▸ Data shown:
......

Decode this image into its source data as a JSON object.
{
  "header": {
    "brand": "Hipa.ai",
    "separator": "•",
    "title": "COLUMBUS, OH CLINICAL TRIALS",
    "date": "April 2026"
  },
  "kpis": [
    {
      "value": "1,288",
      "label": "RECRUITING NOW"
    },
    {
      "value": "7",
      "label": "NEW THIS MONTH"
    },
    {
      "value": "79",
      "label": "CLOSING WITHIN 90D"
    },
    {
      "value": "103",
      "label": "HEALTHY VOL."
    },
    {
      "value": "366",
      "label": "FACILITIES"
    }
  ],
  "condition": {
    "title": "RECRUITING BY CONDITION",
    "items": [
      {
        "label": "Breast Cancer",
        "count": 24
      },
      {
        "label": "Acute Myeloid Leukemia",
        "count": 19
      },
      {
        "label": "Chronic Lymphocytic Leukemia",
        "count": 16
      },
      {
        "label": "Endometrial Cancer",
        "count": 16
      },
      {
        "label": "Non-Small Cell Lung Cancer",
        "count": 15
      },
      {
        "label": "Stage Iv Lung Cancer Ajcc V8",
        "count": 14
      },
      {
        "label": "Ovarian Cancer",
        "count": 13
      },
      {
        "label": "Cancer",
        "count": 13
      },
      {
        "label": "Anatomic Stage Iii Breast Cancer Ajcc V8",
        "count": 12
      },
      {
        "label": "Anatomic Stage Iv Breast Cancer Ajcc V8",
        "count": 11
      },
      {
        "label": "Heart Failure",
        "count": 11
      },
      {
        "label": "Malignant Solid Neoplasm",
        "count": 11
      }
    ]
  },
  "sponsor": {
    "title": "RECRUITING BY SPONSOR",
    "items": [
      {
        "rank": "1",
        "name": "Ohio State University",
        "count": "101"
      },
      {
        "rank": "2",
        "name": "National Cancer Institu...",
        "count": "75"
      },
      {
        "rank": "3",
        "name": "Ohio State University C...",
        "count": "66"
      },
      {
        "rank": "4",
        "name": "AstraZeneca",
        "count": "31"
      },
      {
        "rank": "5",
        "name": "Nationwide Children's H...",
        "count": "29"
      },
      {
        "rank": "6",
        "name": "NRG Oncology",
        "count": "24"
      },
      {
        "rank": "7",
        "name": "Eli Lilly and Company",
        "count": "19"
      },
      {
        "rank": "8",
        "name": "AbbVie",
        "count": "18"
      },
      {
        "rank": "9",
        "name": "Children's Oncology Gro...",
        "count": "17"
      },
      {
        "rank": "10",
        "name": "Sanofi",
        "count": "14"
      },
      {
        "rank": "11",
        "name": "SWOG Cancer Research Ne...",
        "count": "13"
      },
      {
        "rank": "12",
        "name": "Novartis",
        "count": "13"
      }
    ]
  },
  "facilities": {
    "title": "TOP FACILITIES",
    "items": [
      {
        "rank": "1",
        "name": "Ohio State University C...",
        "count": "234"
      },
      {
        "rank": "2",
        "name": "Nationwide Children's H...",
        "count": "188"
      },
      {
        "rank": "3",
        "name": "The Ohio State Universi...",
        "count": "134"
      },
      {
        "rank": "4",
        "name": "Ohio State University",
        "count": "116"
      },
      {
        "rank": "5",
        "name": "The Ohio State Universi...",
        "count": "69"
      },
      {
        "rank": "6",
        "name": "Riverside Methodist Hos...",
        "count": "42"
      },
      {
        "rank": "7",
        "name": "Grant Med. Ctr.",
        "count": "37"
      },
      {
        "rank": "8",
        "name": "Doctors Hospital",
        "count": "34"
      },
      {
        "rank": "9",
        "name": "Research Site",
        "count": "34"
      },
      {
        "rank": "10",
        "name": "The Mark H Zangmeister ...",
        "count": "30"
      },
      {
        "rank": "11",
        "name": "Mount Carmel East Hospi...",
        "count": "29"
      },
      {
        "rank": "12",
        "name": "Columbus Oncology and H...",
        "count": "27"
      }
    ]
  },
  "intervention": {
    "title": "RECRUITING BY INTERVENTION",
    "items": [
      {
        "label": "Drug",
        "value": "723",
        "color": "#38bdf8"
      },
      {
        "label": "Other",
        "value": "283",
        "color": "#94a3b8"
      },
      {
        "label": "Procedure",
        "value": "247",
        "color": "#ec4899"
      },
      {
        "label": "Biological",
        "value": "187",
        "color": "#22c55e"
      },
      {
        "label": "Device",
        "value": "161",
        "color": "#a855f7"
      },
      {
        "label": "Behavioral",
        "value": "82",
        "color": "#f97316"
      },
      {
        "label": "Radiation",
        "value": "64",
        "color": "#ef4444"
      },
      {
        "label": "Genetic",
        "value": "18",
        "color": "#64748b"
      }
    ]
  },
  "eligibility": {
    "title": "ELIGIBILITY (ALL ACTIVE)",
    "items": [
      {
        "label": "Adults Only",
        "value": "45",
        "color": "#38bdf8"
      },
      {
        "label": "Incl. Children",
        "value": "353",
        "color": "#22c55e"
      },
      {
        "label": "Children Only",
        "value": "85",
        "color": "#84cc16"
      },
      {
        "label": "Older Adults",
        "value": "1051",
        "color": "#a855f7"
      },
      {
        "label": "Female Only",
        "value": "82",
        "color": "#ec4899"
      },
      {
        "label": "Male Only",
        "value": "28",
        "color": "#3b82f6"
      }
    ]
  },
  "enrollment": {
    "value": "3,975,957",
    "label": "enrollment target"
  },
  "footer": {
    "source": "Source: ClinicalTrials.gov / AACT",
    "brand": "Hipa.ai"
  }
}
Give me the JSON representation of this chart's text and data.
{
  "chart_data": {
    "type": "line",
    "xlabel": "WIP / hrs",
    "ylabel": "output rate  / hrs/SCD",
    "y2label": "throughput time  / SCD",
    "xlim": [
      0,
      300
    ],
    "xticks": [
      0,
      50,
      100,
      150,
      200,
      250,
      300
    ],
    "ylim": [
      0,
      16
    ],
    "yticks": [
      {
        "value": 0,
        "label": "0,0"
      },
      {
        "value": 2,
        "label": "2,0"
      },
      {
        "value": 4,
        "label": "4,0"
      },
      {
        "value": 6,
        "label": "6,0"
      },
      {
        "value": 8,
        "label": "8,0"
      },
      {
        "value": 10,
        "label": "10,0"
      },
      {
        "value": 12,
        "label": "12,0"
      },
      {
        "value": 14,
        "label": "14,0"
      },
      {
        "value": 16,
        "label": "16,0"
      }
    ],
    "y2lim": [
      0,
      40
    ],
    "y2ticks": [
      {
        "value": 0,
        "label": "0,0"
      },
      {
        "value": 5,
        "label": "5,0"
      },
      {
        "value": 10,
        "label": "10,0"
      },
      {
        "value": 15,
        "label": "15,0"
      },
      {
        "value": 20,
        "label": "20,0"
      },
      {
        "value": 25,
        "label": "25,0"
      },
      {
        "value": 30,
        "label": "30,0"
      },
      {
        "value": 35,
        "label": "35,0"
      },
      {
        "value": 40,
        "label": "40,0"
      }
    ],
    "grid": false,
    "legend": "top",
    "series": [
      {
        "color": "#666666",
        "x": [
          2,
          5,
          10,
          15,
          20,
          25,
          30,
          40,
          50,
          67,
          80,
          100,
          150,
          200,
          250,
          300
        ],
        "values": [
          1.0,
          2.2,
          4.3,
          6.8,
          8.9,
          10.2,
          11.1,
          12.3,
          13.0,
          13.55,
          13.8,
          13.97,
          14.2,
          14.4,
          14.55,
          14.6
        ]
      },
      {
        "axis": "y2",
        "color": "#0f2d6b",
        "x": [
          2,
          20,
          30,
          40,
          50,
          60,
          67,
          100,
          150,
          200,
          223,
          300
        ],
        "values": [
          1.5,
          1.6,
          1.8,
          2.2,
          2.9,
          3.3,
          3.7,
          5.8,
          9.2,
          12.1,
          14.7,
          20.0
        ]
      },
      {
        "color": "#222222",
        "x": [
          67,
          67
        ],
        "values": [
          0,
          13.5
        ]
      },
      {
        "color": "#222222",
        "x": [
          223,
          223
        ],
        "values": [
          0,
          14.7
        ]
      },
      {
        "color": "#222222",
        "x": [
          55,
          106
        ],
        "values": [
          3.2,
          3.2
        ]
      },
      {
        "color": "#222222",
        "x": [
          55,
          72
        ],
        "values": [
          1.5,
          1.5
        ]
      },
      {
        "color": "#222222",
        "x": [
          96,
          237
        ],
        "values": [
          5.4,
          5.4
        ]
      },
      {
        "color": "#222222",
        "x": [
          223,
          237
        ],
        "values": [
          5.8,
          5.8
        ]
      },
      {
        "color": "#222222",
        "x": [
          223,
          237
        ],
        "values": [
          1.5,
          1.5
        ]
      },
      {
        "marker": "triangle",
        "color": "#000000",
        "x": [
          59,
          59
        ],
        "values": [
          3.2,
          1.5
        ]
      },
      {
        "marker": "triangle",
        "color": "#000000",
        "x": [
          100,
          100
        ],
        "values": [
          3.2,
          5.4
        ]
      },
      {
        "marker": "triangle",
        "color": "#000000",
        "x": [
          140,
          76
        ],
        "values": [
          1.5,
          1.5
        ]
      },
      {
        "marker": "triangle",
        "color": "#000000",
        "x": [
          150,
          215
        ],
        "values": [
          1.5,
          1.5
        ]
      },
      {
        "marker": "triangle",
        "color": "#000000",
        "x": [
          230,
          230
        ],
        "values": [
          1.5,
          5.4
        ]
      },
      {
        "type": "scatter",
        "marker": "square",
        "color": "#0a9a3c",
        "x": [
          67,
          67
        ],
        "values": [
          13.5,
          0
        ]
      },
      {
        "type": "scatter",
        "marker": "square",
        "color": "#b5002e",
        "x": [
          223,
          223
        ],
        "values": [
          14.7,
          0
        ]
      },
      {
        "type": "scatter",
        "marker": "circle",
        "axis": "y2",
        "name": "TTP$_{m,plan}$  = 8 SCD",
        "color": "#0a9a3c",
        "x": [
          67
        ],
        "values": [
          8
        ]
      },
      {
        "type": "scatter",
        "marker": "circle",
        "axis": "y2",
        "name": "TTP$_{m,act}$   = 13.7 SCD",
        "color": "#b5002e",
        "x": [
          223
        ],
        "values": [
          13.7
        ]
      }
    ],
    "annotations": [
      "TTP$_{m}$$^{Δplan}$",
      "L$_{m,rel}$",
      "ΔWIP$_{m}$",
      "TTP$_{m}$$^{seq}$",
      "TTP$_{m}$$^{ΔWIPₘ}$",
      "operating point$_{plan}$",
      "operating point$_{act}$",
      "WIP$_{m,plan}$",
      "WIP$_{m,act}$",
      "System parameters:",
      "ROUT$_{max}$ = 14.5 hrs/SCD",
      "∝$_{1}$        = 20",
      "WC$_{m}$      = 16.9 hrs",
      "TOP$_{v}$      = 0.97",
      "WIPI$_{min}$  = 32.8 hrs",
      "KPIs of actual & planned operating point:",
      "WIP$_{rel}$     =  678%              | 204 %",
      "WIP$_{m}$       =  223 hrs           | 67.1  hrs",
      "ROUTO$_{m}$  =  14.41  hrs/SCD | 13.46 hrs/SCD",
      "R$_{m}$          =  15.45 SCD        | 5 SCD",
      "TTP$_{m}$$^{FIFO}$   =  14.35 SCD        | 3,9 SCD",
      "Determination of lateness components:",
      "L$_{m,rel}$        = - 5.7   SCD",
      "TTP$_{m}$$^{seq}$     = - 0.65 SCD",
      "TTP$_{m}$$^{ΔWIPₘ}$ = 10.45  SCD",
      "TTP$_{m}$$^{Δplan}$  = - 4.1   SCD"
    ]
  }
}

......

▸ What the task requires: Copy each line of the records containing the string "source".

▸ In response:
Decode this image into its source data as a JSON object.
    "source": "Source: ClinicalTrials.gov / AACT",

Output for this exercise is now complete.